-- Task material start --

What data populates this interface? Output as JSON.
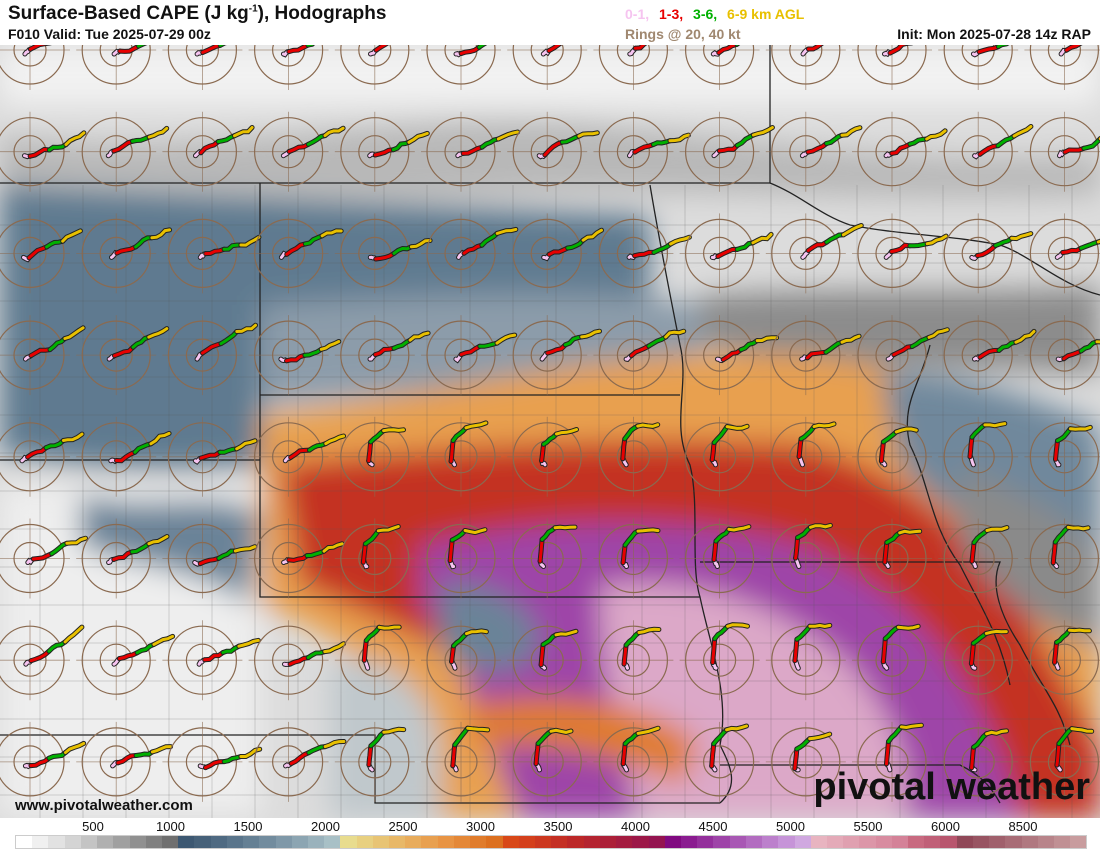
{
  "header": {
    "title_main": "Surface-Based CAPE (J kg",
    "title_sup": "-1",
    "title_end": "), Hodographs",
    "valid": "F010 Valid: Tue 2025-07-29 00z",
    "init": "Init: Mon 2025-07-28 14z RAP",
    "rings": "Rings @ 20, 40 kt",
    "legend": [
      {
        "label": "0-1,",
        "color": "#f6c4f0"
      },
      {
        "label": "1-3,",
        "color": "#e80000"
      },
      {
        "label": "3-6,",
        "color": "#00b000"
      },
      {
        "label": "6-9 km AGL",
        "color": "#e8c000"
      }
    ]
  },
  "footer": {
    "website": "www.pivotalweather.com",
    "logo": "pivotal weather"
  },
  "colorbar": {
    "labels": [
      "500",
      "1000",
      "1500",
      "2000",
      "2500",
      "3000",
      "3500",
      "4000",
      "4500",
      "5000",
      "5500",
      "6000",
      "8500"
    ],
    "colors": [
      "#ffffff",
      "#f0f0f0",
      "#e2e2e2",
      "#d4d4d4",
      "#c4c4c4",
      "#b0b0b0",
      "#a0a0a0",
      "#909090",
      "#808080",
      "#707070",
      "#3d5872",
      "#466179",
      "#4f6a82",
      "#5a758b",
      "#658094",
      "#728c9e",
      "#7f98a8",
      "#8ca5b2",
      "#9ab2bc",
      "#a8c0c6",
      "#e8dc8e",
      "#e8d080",
      "#e8c474",
      "#e8b868",
      "#e8ac5c",
      "#e8a050",
      "#e89444",
      "#e48838",
      "#e07c2c",
      "#dc7020",
      "#d84818",
      "#d4401c",
      "#cc3820",
      "#c43024",
      "#bc2828",
      "#b42430",
      "#ac2038",
      "#a41c40",
      "#9c1848",
      "#941450",
      "#800a80",
      "#8a1c90",
      "#94309c",
      "#9e44a8",
      "#a858b4",
      "#b26cc0",
      "#bc80cc",
      "#c694d8",
      "#d0a8e0",
      "#e8b4c0",
      "#e4aab8",
      "#e0a0b0",
      "#dc96a8",
      "#d88ca0",
      "#d48298",
      "#c86a80",
      "#c06078",
      "#b8566e",
      "#904858",
      "#985462",
      "#a0606c",
      "#a86c76",
      "#b07880",
      "#b8848a",
      "#c09094",
      "#c89c9e"
    ]
  },
  "map": {
    "ring_color": "#8a6a50",
    "hodograph_colors": {
      "0-1": "#f6c4f0",
      "1-3": "#e80000",
      "3-6": "#00b000",
      "6-9": "#e8c000"
    }
  }
}
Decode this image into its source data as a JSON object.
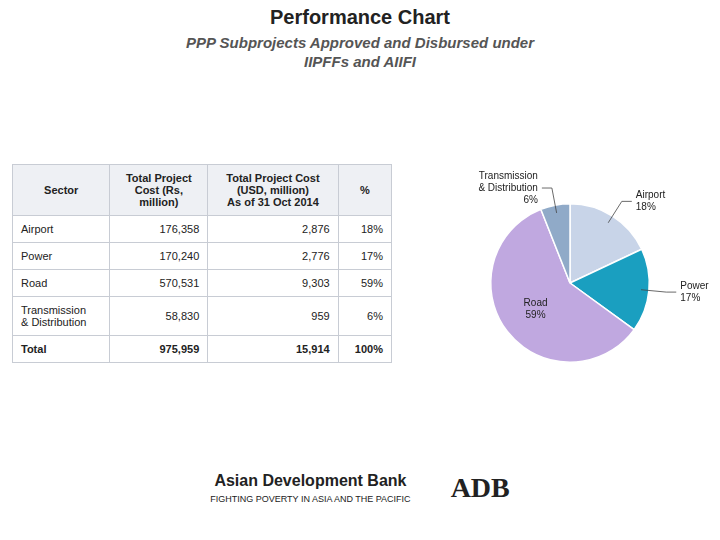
{
  "chart_data": {
    "type": "pie",
    "title": "Performance Chart",
    "subtitle": [
      "PPP Subprojects Approved and Disbursed under",
      "IIPFFs and AIIFI"
    ],
    "categories": [
      "Airport",
      "Power",
      "Road",
      "Transmission\n& Distribution"
    ],
    "values": [
      18,
      17,
      59,
      6
    ],
    "value_labels": [
      "18%",
      "17%",
      "59%",
      "6%"
    ],
    "colors": [
      "#c8d4e8",
      "#1a9fc0",
      "#c0a8e0",
      "#90aac8"
    ],
    "data_labels": true,
    "table": {
      "headers": [
        "Sector",
        "Total Project\nCost (Rs,\nmillion)",
        "Total Project Cost\n(USD, million)\nAs of 31 Oct 2014",
        "%"
      ],
      "rows": [
        [
          "Airport",
          "176,358",
          "2,876",
          "18%"
        ],
        [
          "Power",
          "170,240",
          "2,776",
          "17%"
        ],
        [
          "Road",
          "570,531",
          "9,303",
          "59%"
        ],
        [
          "Transmission\n& Distribution",
          "58,830",
          "959",
          "6%"
        ],
        [
          "Total",
          "975,959",
          "15,914",
          "100%"
        ]
      ]
    },
    "annotations": [
      "Asian Development Bank",
      "FIGHTING POVERTY IN ASIA AND THE PACIFIC",
      "ADB"
    ]
  }
}
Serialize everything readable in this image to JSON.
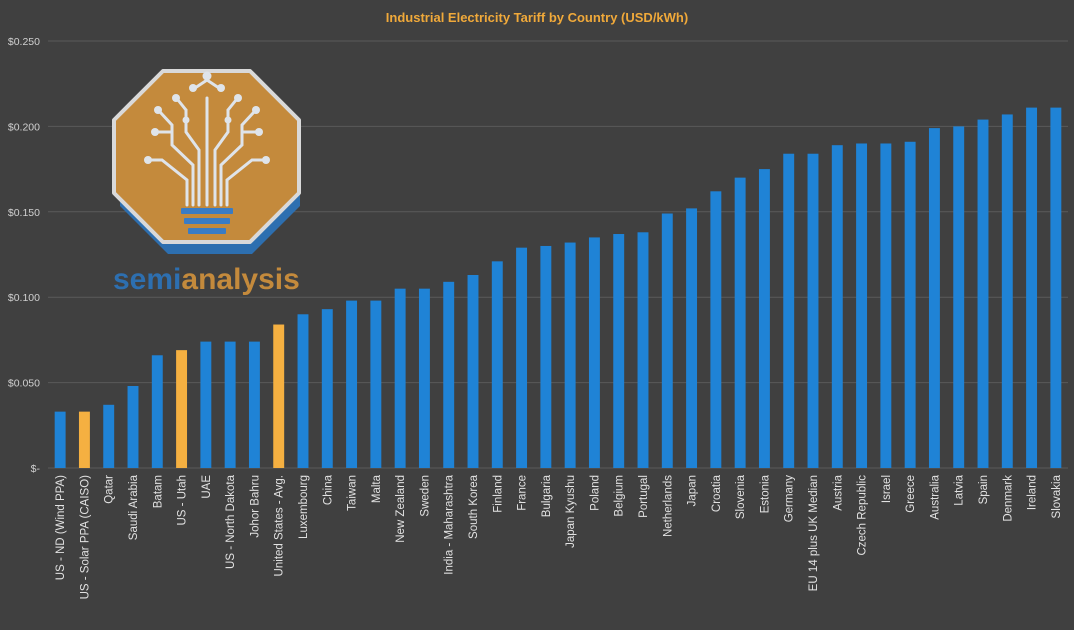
{
  "colors": {
    "background": "#404040",
    "bar_default": "#1f83d6",
    "bar_highlight": "#f5b041",
    "title": "#f0a93a",
    "grid": "#5a5a5a",
    "tick_text": "#d0d0d0",
    "logo_gold": "#c48a3c",
    "logo_blue": "#2d6fb0"
  },
  "logo": {
    "part1": "semi",
    "part2": "analysis"
  },
  "chart_data": {
    "type": "bar",
    "title": "Industrial Electricity Tariff by Country (USD/kWh)",
    "xlabel": "",
    "ylabel": "",
    "ylim": [
      0,
      0.25
    ],
    "yticks": [
      0,
      0.05,
      0.1,
      0.15,
      0.2,
      0.25
    ],
    "ytick_labels": [
      "$-",
      "$0.050",
      "$0.100",
      "$0.150",
      "$0.200",
      "$0.250"
    ],
    "grid": true,
    "legend": "none",
    "categories": [
      "US - ND (Wind PPA)",
      "US - Solar PPA (CAISO)",
      "Qatar",
      "Saudi Arabia",
      "Batam",
      "US - Utah",
      "UAE",
      "US - North Dakota",
      "Johor Bahru",
      "United States - Avg.",
      "Luxembourg",
      "China",
      "Taiwan",
      "Malta",
      "New Zealand",
      "Sweden",
      "India - Maharashtra",
      "South Korea",
      "Finland",
      "France",
      "Bulgaria",
      "Japan Kyushu",
      "Poland",
      "Belgium",
      "Portugal",
      "Netherlands",
      "Japan",
      "Croatia",
      "Slovenia",
      "Estonia",
      "Germany",
      "EU 14 plus UK Median",
      "Austria",
      "Czech Republic",
      "Israel",
      "Greece",
      "Australia",
      "Latvia",
      "Spain",
      "Denmark",
      "Ireland",
      "Slovakia"
    ],
    "values": [
      0.033,
      0.033,
      0.037,
      0.048,
      0.066,
      0.069,
      0.074,
      0.074,
      0.074,
      0.084,
      0.09,
      0.093,
      0.098,
      0.098,
      0.105,
      0.105,
      0.109,
      0.113,
      0.121,
      0.129,
      0.13,
      0.132,
      0.135,
      0.137,
      0.138,
      0.149,
      0.152,
      0.162,
      0.17,
      0.175,
      0.184,
      0.184,
      0.189,
      0.19,
      0.19,
      0.191,
      0.199,
      0.2,
      0.204,
      0.207,
      0.211,
      0.211
    ],
    "highlighted": [
      "US - Solar PPA (CAISO)",
      "US - Utah",
      "United States - Avg."
    ]
  }
}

-- Task material end --

• Required work: Reproduce the whole listing word for word, setting aside any pictures.

• Solution to the exercise:
What data populates this interface? Output as JSON.
{
  "header": {
    "title_main": "Surface-Based CAPE (J kg",
    "title_sup": "-1",
    "title_end": "), Hodographs",
    "valid": "F010 Valid: Tue 2025-07-29 00z",
    "init": "Init: Mon 2025-07-28 14z RAP",
    "rings": "Rings @ 20, 40 kt",
    "legend": [
      {
        "label": "0-1,",
        "color": "#f6c4f0"
      },
      {
        "label": "1-3,",
        "color": "#e80000"
      },
      {
        "label": "3-6,",
        "color": "#00b000"
      },
      {
        "label": "6-9 km AGL",
        "color": "#e8c000"
      }
    ]
  },
  "footer": {
    "website": "www.pivotalweather.com",
    "logo": "pivotal weather"
  },
  "colorbar": {
    "labels": [
      "500",
      "1000",
      "1500",
      "2000",
      "2500",
      "3000",
      "3500",
      "4000",
      "4500",
      "5000",
      "5500",
      "6000",
      "8500"
    ],
    "colors": [
      "#ffffff",
      "#f0f0f0",
      "#e2e2e2",
      "#d4d4d4",
      "#c4c4c4",
      "#b0b0b0",
      "#a0a0a0",
      "#909090",
      "#808080",
      "#707070",
      "#3d5872",
      "#466179",
      "#4f6a82",
      "#5a758b",
      "#658094",
      "#728c9e",
      "#7f98a8",
      "#8ca5b2",
      "#9ab2bc",
      "#a8c0c6",
      "#e8dc8e",
      "#e8d080",
      "#e8c474",
      "#e8b868",
      "#e8ac5c",
      "#e8a050",
      "#e89444",
      "#e48838",
      "#e07c2c",
      "#dc7020",
      "#d84818",
      "#d4401c",
      "#cc3820",
      "#c43024",
      "#bc2828",
      "#b42430",
      "#ac2038",
      "#a41c40",
      "#9c1848",
      "#941450",
      "#800a80",
      "#8a1c90",
      "#94309c",
      "#9e44a8",
      "#a858b4",
      "#b26cc0",
      "#bc80cc",
      "#c694d8",
      "#d0a8e0",
      "#e8b4c0",
      "#e4aab8",
      "#e0a0b0",
      "#dc96a8",
      "#d88ca0",
      "#d48298",
      "#c86a80",
      "#c06078",
      "#b8566e",
      "#904858",
      "#985462",
      "#a0606c",
      "#a86c76",
      "#b07880",
      "#b8848a",
      "#c09094",
      "#c89c9e"
    ]
  },
  "map": {
    "ring_color": "#8a6a50",
    "hodograph_colors": {
      "0-1": "#f6c4f0",
      "1-3": "#e80000",
      "3-6": "#00b000",
      "6-9": "#e8c000"
    }
  }
}
Decode this image into its source data as a JSON object.
{
  "chart_data": {
    "type": "pie",
    "title": "Performance Chart",
    "subtitle": [
      "PPP Subprojects Approved and Disbursed under",
      "IIPFFs and AIIFI"
    ],
    "categories": [
      "Airport",
      "Power",
      "Road",
      "Transmission\n& Distribution"
    ],
    "values": [
      18,
      17,
      59,
      6
    ],
    "value_labels": [
      "18%",
      "17%",
      "59%",
      "6%"
    ],
    "colors": [
      "#c8d4e8",
      "#1a9fc0",
      "#c0a8e0",
      "#90aac8"
    ],
    "data_labels": true,
    "table": {
      "headers": [
        "Sector",
        "Total Project\nCost (Rs,\nmillion)",
        "Total Project Cost\n(USD, million)\nAs of 31 Oct 2014",
        "%"
      ],
      "rows": [
        [
          "Airport",
          "176,358",
          "2,876",
          "18%"
        ],
        [
          "Power",
          "170,240",
          "2,776",
          "17%"
        ],
        [
          "Road",
          "570,531",
          "9,303",
          "59%"
        ],
        [
          "Transmission\n& Distribution",
          "58,830",
          "959",
          "6%"
        ],
        [
          "Total",
          "975,959",
          "15,914",
          "100%"
        ]
      ]
    },
    "annotations": [
      "Asian Development Bank",
      "FIGHTING POVERTY IN ASIA AND THE PACIFIC",
      "ADB"
    ]
  }
}
Serialize everything readable in this image to JSON.
{
  "colors": {
    "background": "#404040",
    "bar_default": "#1f83d6",
    "bar_highlight": "#f5b041",
    "title": "#f0a93a",
    "grid": "#5a5a5a",
    "tick_text": "#d0d0d0",
    "logo_gold": "#c48a3c",
    "logo_blue": "#2d6fb0"
  },
  "logo": {
    "part1": "semi",
    "part2": "analysis"
  },
  "chart_data": {
    "type": "bar",
    "title": "Industrial Electricity Tariff by Country (USD/kWh)",
    "xlabel": "",
    "ylabel": "",
    "ylim": [
      0,
      0.25
    ],
    "yticks": [
      0,
      0.05,
      0.1,
      0.15,
      0.2,
      0.25
    ],
    "ytick_labels": [
      "$-",
      "$0.050",
      "$0.100",
      "$0.150",
      "$0.200",
      "$0.250"
    ],
    "grid": true,
    "legend": "none",
    "categories": [
      "US - ND (Wind PPA)",
      "US - Solar PPA (CAISO)",
      "Qatar",
      "Saudi Arabia",
      "Batam",
      "US - Utah",
      "UAE",
      "US - North Dakota",
      "Johor Bahru",
      "United States - Avg.",
      "Luxembourg",
      "China",
      "Taiwan",
      "Malta",
      "New Zealand",
      "Sweden",
      "India - Maharashtra",
      "South Korea",
      "Finland",
      "France",
      "Bulgaria",
      "Japan Kyushu",
      "Poland",
      "Belgium",
      "Portugal",
      "Netherlands",
      "Japan",
      "Croatia",
      "Slovenia",
      "Estonia",
      "Germany",
      "EU 14 plus UK Median",
      "Austria",
      "Czech Republic",
      "Israel",
      "Greece",
      "Australia",
      "Latvia",
      "Spain",
      "Denmark",
      "Ireland",
      "Slovakia"
    ],
    "values": [
      0.033,
      0.033,
      0.037,
      0.048,
      0.066,
      0.069,
      0.074,
      0.074,
      0.074,
      0.084,
      0.09,
      0.093,
      0.098,
      0.098,
      0.105,
      0.105,
      0.109,
      0.113,
      0.121,
      0.129,
      0.13,
      0.132,
      0.135,
      0.137,
      0.138,
      0.149,
      0.152,
      0.162,
      0.17,
      0.175,
      0.184,
      0.184,
      0.189,
      0.19,
      0.19,
      0.191,
      0.199,
      0.2,
      0.204,
      0.207,
      0.211,
      0.211
    ],
    "highlighted": [
      "US - Solar PPA (CAISO)",
      "US - Utah",
      "United States - Avg."
    ]
  }
}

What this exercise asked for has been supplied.